# DATA PROVIDED start

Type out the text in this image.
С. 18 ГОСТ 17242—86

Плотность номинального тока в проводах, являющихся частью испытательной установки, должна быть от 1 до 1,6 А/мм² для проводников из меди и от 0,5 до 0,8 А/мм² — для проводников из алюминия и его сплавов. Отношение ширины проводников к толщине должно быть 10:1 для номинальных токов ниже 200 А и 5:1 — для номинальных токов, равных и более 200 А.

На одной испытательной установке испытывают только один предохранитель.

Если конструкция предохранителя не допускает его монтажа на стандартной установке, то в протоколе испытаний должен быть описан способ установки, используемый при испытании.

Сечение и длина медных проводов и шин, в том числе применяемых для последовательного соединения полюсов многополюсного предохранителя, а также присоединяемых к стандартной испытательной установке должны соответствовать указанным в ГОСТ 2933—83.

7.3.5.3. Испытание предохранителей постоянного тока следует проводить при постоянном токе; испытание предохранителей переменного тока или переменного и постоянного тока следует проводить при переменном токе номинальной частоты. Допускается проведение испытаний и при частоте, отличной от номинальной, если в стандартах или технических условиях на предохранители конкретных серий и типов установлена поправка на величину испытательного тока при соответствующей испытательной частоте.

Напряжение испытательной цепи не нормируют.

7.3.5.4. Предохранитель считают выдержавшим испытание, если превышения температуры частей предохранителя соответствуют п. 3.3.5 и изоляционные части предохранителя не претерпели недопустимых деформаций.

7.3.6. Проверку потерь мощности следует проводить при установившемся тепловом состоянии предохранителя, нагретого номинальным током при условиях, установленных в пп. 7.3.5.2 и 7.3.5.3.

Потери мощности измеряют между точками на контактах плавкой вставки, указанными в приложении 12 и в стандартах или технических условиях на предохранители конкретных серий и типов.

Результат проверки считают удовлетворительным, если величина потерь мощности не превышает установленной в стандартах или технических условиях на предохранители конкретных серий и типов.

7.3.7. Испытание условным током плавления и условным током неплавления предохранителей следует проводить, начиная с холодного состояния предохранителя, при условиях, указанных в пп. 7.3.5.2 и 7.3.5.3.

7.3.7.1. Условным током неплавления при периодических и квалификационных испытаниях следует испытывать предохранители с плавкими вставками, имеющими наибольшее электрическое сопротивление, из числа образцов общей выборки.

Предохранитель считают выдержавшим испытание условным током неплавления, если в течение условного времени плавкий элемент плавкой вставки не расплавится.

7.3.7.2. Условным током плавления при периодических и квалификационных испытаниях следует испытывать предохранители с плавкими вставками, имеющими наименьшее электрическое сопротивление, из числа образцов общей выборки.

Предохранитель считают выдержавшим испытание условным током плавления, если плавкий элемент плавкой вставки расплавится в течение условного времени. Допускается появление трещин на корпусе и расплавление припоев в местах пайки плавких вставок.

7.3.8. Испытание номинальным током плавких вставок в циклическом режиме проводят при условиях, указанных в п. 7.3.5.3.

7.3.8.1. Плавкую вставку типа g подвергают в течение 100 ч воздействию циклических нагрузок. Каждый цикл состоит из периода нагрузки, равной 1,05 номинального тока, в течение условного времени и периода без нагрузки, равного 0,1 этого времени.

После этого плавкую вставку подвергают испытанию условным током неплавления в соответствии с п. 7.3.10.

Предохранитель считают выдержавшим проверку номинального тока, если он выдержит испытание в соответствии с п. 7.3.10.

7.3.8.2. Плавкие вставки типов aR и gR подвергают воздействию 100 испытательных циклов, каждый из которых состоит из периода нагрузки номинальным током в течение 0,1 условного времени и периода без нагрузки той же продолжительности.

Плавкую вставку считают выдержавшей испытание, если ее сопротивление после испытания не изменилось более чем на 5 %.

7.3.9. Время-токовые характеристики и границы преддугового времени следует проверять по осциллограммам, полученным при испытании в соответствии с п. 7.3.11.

# DATA PROVIDED end
# DATA PROVIDED start

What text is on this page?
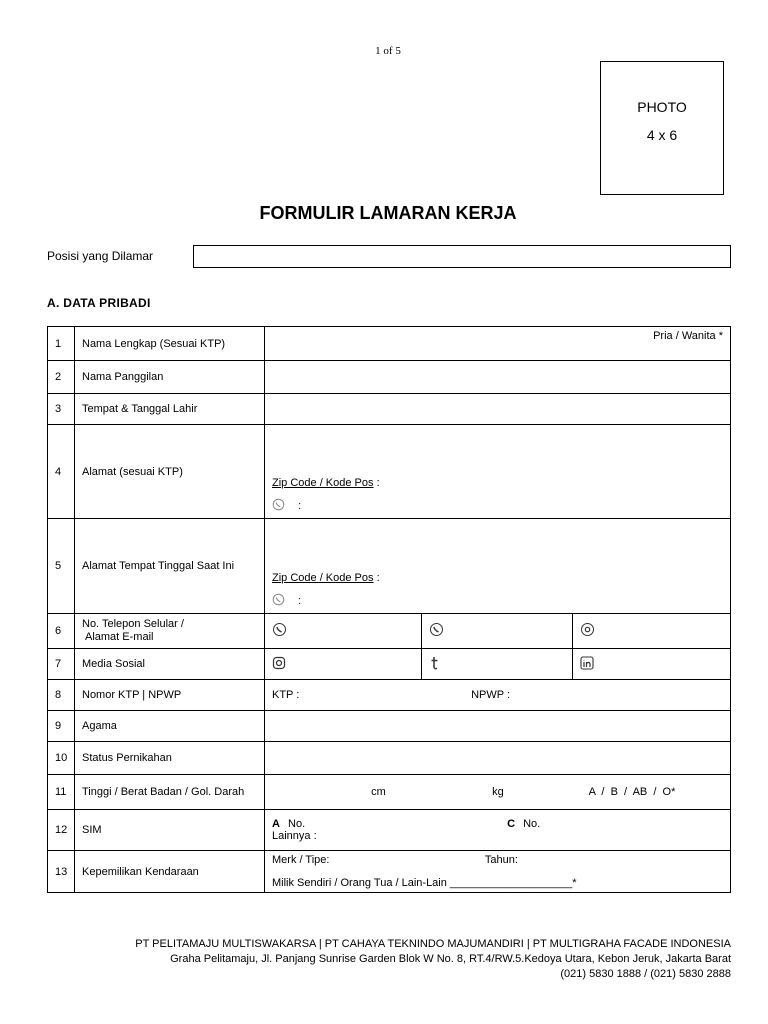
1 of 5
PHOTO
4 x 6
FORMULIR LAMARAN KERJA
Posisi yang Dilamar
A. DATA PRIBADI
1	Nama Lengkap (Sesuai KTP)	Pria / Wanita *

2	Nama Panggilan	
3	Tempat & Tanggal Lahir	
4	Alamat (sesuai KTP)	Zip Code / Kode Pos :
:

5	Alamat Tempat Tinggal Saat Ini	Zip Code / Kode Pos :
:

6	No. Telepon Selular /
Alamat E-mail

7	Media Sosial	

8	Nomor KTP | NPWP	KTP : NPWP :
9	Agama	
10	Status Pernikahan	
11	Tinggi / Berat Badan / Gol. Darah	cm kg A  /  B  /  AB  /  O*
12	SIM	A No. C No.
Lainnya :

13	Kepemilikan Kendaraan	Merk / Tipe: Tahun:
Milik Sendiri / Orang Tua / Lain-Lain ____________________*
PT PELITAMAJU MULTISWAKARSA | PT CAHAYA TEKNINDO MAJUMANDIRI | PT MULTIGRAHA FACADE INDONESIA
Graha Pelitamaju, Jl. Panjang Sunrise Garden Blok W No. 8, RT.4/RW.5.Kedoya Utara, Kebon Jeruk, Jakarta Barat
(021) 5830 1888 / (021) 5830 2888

# DATA PROVIDED end

INSTRUCTIONS FOR THE TASK:
Copy in full each line that holds the word "вставок".

THE RESULT:
Предохранитель считают выдержавшим испытание условным током плавления, если плавкий элемент плавкой вставки расплавится в течение условного времени. Допускается появление трещин на корпусе и расплавление припоев в местах пайки плавких вставок.
7.3.8. Испытание номинальным током плавких вставок в циклическом режиме проводят при условиях, указанных в п. 7.3.5.3.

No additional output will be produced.